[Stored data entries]
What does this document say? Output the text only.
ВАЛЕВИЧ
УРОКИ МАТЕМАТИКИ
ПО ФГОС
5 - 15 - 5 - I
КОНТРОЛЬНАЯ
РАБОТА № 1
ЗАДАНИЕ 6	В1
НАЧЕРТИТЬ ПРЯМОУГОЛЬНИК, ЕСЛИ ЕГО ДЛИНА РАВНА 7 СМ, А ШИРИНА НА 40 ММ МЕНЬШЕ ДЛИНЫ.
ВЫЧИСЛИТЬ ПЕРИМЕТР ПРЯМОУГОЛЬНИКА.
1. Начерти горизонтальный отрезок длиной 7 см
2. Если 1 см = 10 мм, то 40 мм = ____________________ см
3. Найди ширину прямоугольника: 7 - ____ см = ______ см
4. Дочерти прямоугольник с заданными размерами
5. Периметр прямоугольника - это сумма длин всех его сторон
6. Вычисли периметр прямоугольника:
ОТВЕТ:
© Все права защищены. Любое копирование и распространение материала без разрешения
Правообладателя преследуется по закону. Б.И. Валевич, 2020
* * *
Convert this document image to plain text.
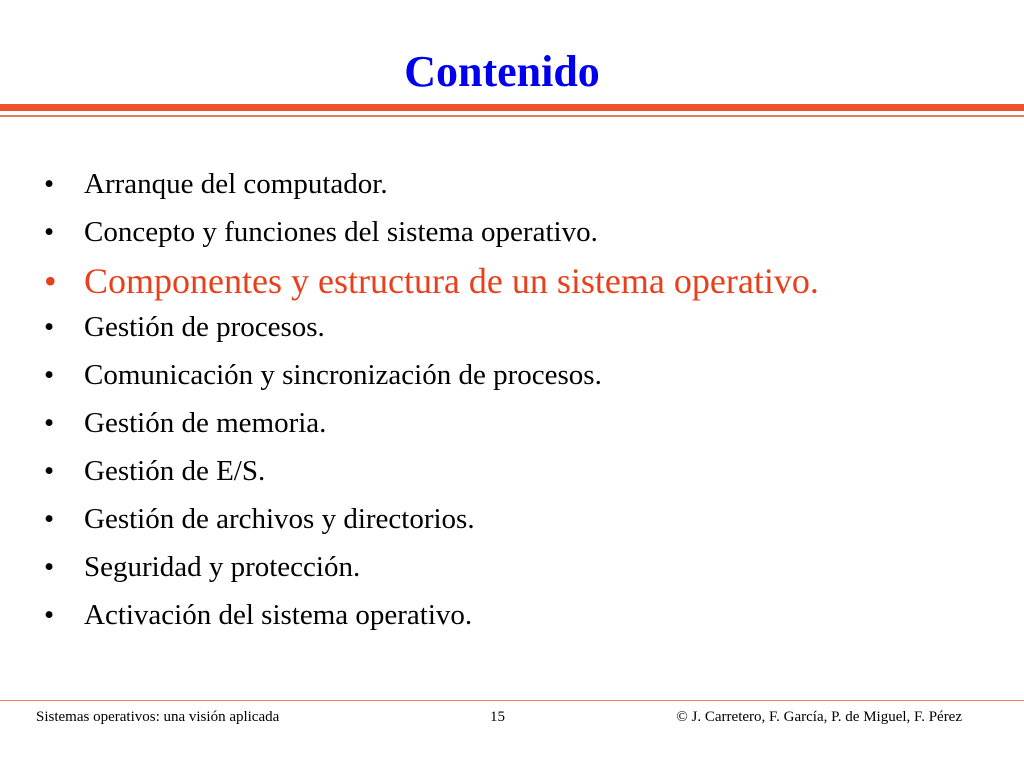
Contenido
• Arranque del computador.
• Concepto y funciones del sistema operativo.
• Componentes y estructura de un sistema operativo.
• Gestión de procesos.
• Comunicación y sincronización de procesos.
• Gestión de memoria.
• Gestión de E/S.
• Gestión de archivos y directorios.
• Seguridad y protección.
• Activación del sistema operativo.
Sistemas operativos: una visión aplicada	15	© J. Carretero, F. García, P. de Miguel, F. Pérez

■ Stated problem: From the data above, gather every line that includes the word "Gestión".

■ Task output:
• Gestión de procesos.
• Gestión de memoria.
• Gestión de E/S.
• Gestión de archivos y directorios.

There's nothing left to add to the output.